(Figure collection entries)

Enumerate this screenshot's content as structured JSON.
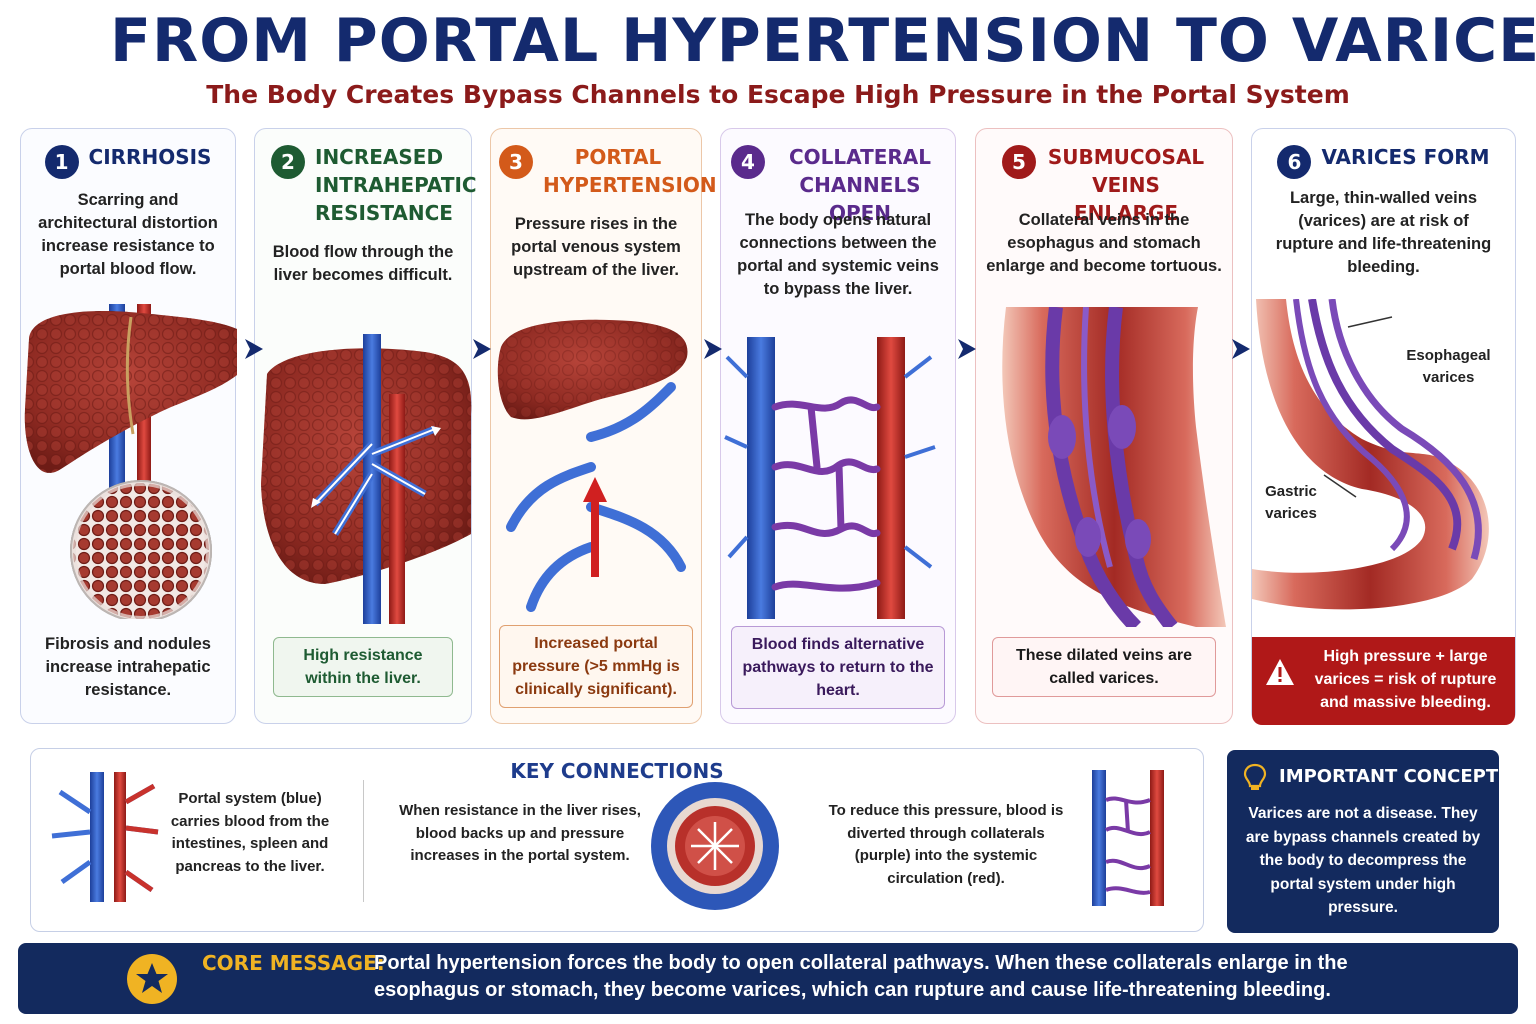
{
  "title": "FROM PORTAL HYPERTENSION TO VARICES",
  "subtitle": "The Body Creates Bypass Channels to Escape High Pressure in the Portal System",
  "colors": {
    "navy": "#142a6e",
    "red": "#8b1a1a",
    "step1": "#142a6e",
    "step2": "#1e5b32",
    "step3": "#d35a1a",
    "step4": "#5a2a8c",
    "step5": "#a01a1a",
    "step6": "#142a6e",
    "portal_blue": "#2f5fc8",
    "systemic_red": "#c8322c",
    "collateral_purple": "#7a3aa6",
    "gold": "#f0b323"
  },
  "steps": [
    {
      "number": "1",
      "title": "CIRRHOSIS",
      "description": "Scarring and architectural distortion increase resistance to portal blood flow.",
      "note": "Fibrosis and nodules increase intrahepatic resistance."
    },
    {
      "number": "2",
      "title": "INCREASED INTRAHEPATIC RESISTANCE",
      "description": "Blood flow through the liver becomes difficult.",
      "note": "High resistance within the liver."
    },
    {
      "number": "3",
      "title": "PORTAL HYPERTENSION",
      "description": "Pressure rises in the portal venous system upstream of the liver.",
      "note": "Increased portal pressure (>5 mmHg is clinically significant)."
    },
    {
      "number": "4",
      "title": "COLLATERAL CHANNELS OPEN",
      "description": "The body opens natural connections between the portal and systemic veins to bypass the liver.",
      "note": "Blood finds alternative pathways to return to the heart."
    },
    {
      "number": "5",
      "title": "SUBMUCOSAL VEINS ENLARGE",
      "description": "Collateral veins in the esophagus and stomach enlarge and become tortuous.",
      "note": "These dilated veins are called varices."
    },
    {
      "number": "6",
      "title": "VARICES FORM",
      "description": "Large, thin-walled veins (varices) are at risk of rupture and life-threatening bleeding.",
      "note": "High pressure + large varices = risk of rupture and massive bleeding.",
      "label_esophageal": "Esophageal varices",
      "label_gastric": "Gastric varices"
    }
  ],
  "key_connections": {
    "title": "KEY CONNECTIONS",
    "items": [
      "Portal system (blue) carries blood from the intestines, spleen and pancreas to the liver.",
      "When resistance in the liver rises, blood backs up and pressure increases in the portal system.",
      "To reduce this pressure, blood is diverted through collaterals (purple) into the systemic circulation (red)."
    ]
  },
  "important_concept": {
    "title": "IMPORTANT CONCEPT",
    "text": "Varices are not a disease. They are bypass channels created by the body to decompress the portal system under high pressure.",
    "icon": "lightbulb-icon"
  },
  "core_message": {
    "label": "CORE MESSAGE:",
    "text": "Portal hypertension forces the body to open collateral pathways. When these collaterals enlarge in the esophagus or stomach, they become varices, which can rupture and cause life-threatening bleeding.",
    "icon": "star-icon"
  }
}
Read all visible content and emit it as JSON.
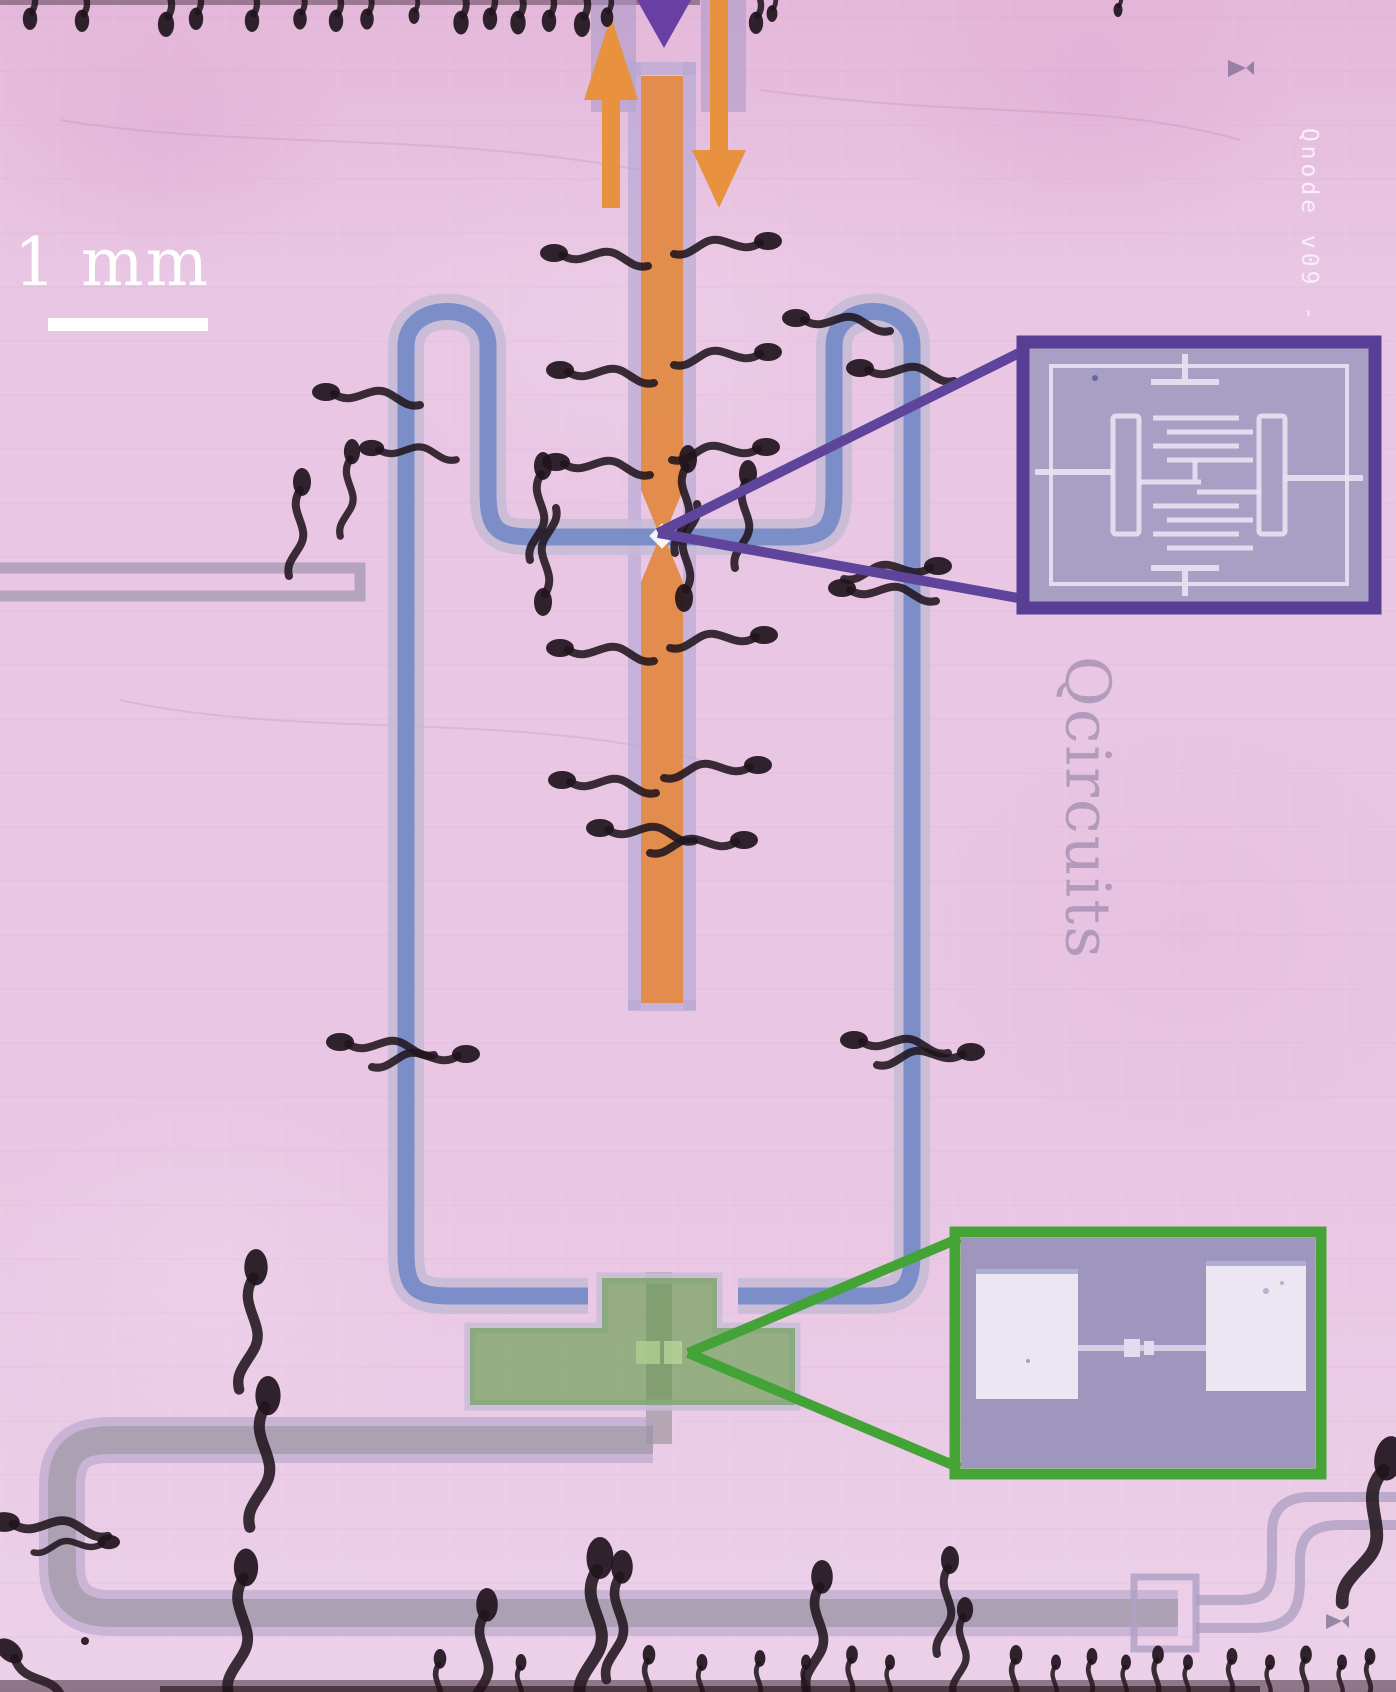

TASK REQUIREMENTS ::
Output an exact copy of the material, with the pictures removed.

ANSWER BELOW ::
Enumerate this screenshot's content as structured JSON.
{
  "title": "FROM PORTAL HYPERTENSION TO VARICES",
  "subtitle": "The Body Creates Bypass Channels to Escape High Pressure in the Portal System",
  "colors": {
    "navy": "#142a6e",
    "red": "#8b1a1a",
    "step1": "#142a6e",
    "step2": "#1e5b32",
    "step3": "#d35a1a",
    "step4": "#5a2a8c",
    "step5": "#a01a1a",
    "step6": "#142a6e",
    "portal_blue": "#2f5fc8",
    "systemic_red": "#c8322c",
    "collateral_purple": "#7a3aa6",
    "gold": "#f0b323"
  },
  "steps": [
    {
      "number": "1",
      "title": "CIRRHOSIS",
      "description": "Scarring and architectural distortion increase resistance to portal blood flow.",
      "note": "Fibrosis and nodules increase intrahepatic resistance."
    },
    {
      "number": "2",
      "title": "INCREASED INTRAHEPATIC RESISTANCE",
      "description": "Blood flow through the liver becomes difficult.",
      "note": "High resistance within the liver."
    },
    {
      "number": "3",
      "title": "PORTAL HYPERTENSION",
      "description": "Pressure rises in the portal venous system upstream of the liver.",
      "note": "Increased portal pressure (>5 mmHg is clinically significant)."
    },
    {
      "number": "4",
      "title": "COLLATERAL CHANNELS OPEN",
      "description": "The body opens natural connections between the portal and systemic veins to bypass the liver.",
      "note": "Blood finds alternative pathways to return to the heart."
    },
    {
      "number": "5",
      "title": "SUBMUCOSAL VEINS ENLARGE",
      "description": "Collateral veins in the esophagus and stomach enlarge and become tortuous.",
      "note": "These dilated veins are called varices."
    },
    {
      "number": "6",
      "title": "VARICES FORM",
      "description": "Large, thin-walled veins (varices) are at risk of rupture and life-threatening bleeding.",
      "note": "High pressure + large varices = risk of rupture and massive bleeding.",
      "label_esophageal": "Esophageal varices",
      "label_gastric": "Gastric varices"
    }
  ],
  "key_connections": {
    "title": "KEY CONNECTIONS",
    "items": [
      "Portal system (blue) carries blood from the intestines, spleen and pancreas to the liver.",
      "When resistance in the liver rises, blood backs up and pressure increases in the portal system.",
      "To reduce this pressure, blood is diverted through collaterals (purple) into the systemic circulation (red)."
    ]
  },
  "important_concept": {
    "title": "IMPORTANT CONCEPT",
    "text": "Varices are not a disease. They are bypass channels created by the body to decompress the portal system under high pressure.",
    "icon": "lightbulb-icon"
  },
  "core_message": {
    "label": "CORE MESSAGE:",
    "text": "Portal hypertension forces the body to open collateral pathways. When these collaterals enlarge in the esophagus or stomach, they become varices, which can rupture and cause life-threatening bleeding.",
    "icon": "star-icon"
  }
}
Read all visible content and emit it as JSON.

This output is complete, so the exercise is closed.